___ Records for the task

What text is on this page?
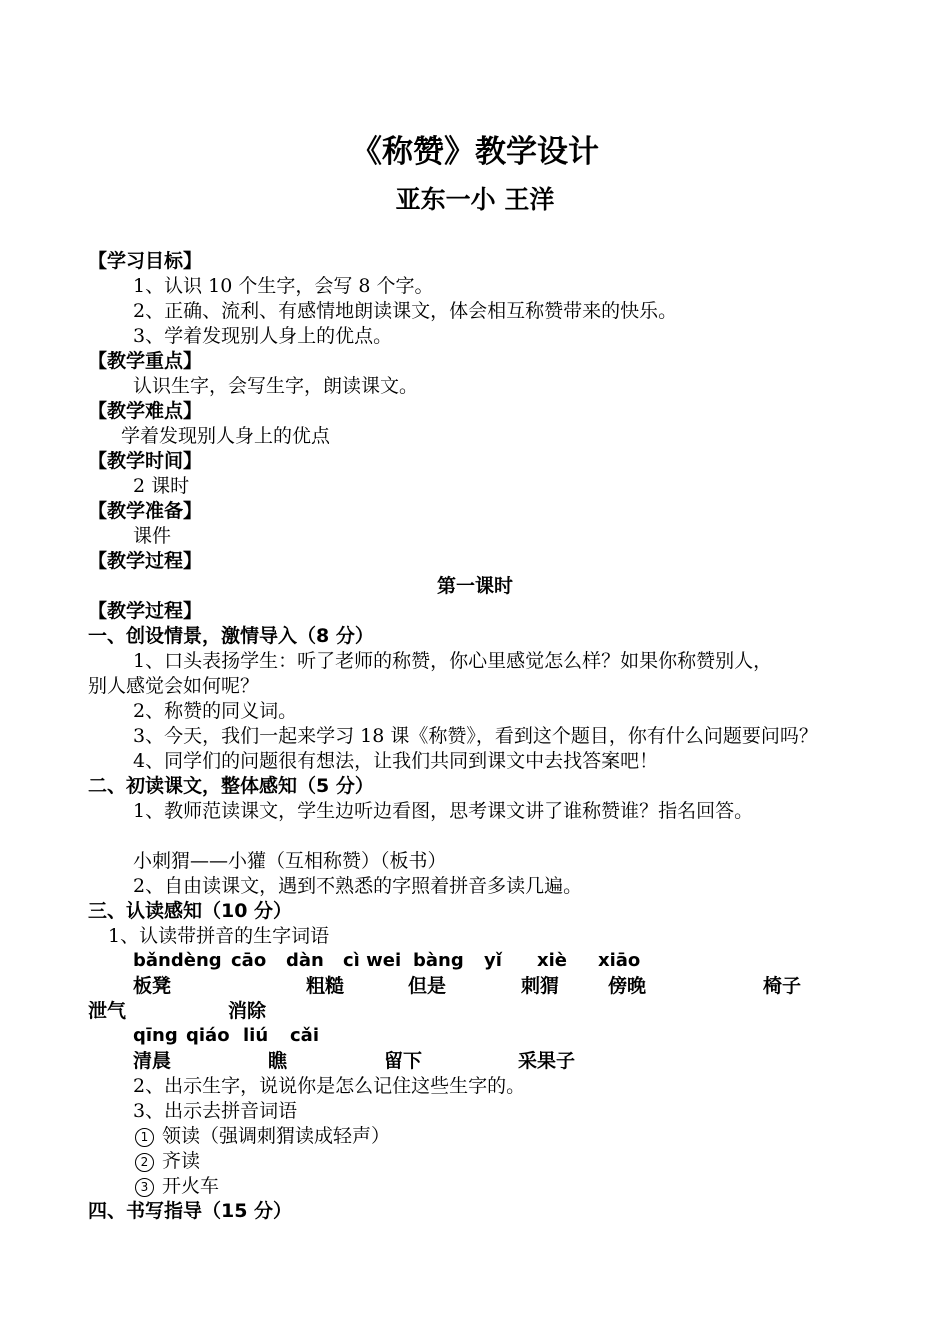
《称赞》教学设计
亚东一小 王洋
【学习目标】
1、认识 10 个生字，会写 8 个字。
2、正确、流利、有感情地朗读课文，体会相互称赞带来的快乐。
3、学着发现别人身上的优点。
【教学重点】
认识生字，会写生字，朗读课文。
【教学难点】
学着发现别人身上的优点
【教学时间】
2 课时
【教学准备】
课件
【教学过程】
第一课时
【教学过程】
一、创设情景，激情导入（8 分）
1、口头表扬学生：听了老师的称赞，你心里感觉怎么样？如果你称赞别人，
别人感觉会如何呢？
2、称赞的同义词。
3、今天，我们一起来学习 18 课《称赞》，看到这个题目，你有什么问题要问吗？
4、同学们的问题很有想法，让我们共同到课文中去找答案吧！
二、初读课文，整体感知（5 分）
1、教师范读课文，学生边听边看图，思考课文讲了谁称赞谁？指名回答。
小刺猬——小獾（互相称赞）（板书）
2、自由读课文，遇到不熟悉的字照着拼音多读几遍。
三、认读感知（10 分）
1、认读带拼音的生字词语
bǎndèng cāo dàn cì wei bàng yǐ xiè xiāo
板凳	粗糙	但是	刺猬	傍晚	椅子
泄气	消除
qīng qiáo liú cǎi
清晨	瞧	留下	采果子
2、出示生字，说说你是怎么记住这些生字的。
3、出示去拼音词语
1 领读（强调刺猬读成轻声）
2 齐读
3 开火车
四、书写指导（15 分）
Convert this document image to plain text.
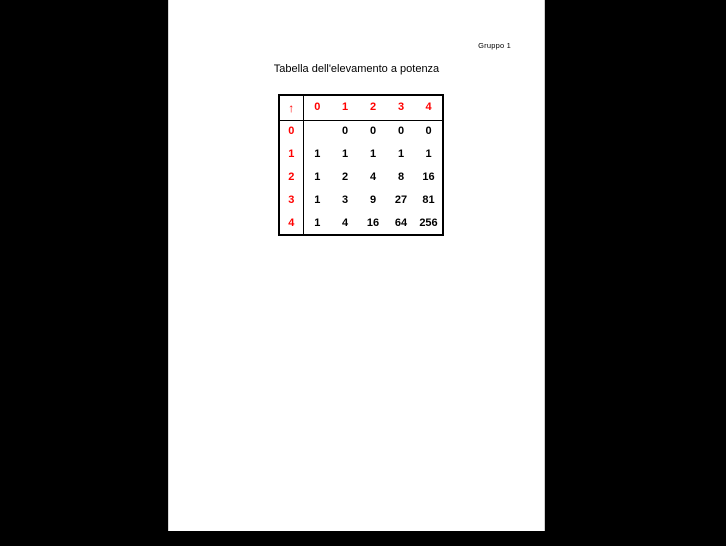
Gruppo 1
Tabella dell'elevamento a potenza
↑	0	1	2	3	4
0		0	0	0	0
1	1	1	1	1	1
2	1	2	4	8	16
3	1	3	9	27	81
4	1	4	16	64	256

______

Problem description
Output the records above exactly; leave out the pictures.

Correct answer
What text is on this page?
《称赞》教学设计
亚东一小 王洋
【学习目标】
1、认识 10 个生字，会写 8 个字。
2、正确、流利、有感情地朗读课文，体会相互称赞带来的快乐。
3、学着发现别人身上的优点。
【教学重点】
认识生字，会写生字，朗读课文。
【教学难点】
学着发现别人身上的优点
【教学时间】
2 课时
【教学准备】
课件
【教学过程】
第一课时
【教学过程】
一、创设情景，激情导入（8 分）
1、口头表扬学生：听了老师的称赞，你心里感觉怎么样？如果你称赞别人，
别人感觉会如何呢？
2、称赞的同义词。
3、今天，我们一起来学习 18 课《称赞》，看到这个题目，你有什么问题要问吗？
4、同学们的问题很有想法，让我们共同到课文中去找答案吧！
二、初读课文，整体感知（5 分）
1、教师范读课文，学生边听边看图，思考课文讲了谁称赞谁？指名回答。
小刺猬——小獾（互相称赞）（板书）
2、自由读课文，遇到不熟悉的字照着拼音多读几遍。
三、认读感知（10 分）
1、认读带拼音的生字词语
bǎndèng cāo dàn cì wei bàng yǐ xiè xiāo
板凳	粗糙	但是	刺猬	傍晚	椅子
泄气	消除
qīng qiáo liú cǎi
清晨	瞧	留下	采果子
2、出示生字，说说你是怎么记住这些生字的。
3、出示去拼音词语
1 领读（强调刺猬读成轻声）
2 齐读
3 开火车
四、书写指导（15 分）
Convert this document image to plain text.
Gruppo 1
Tabella dell'elevamento a potenza
↑	0	1	2	3	4
0		0	0	0	0
1	1	1	1	1	1
2	1	2	4	8	16
3	1	3	9	27	81
4	1	4	16	64	256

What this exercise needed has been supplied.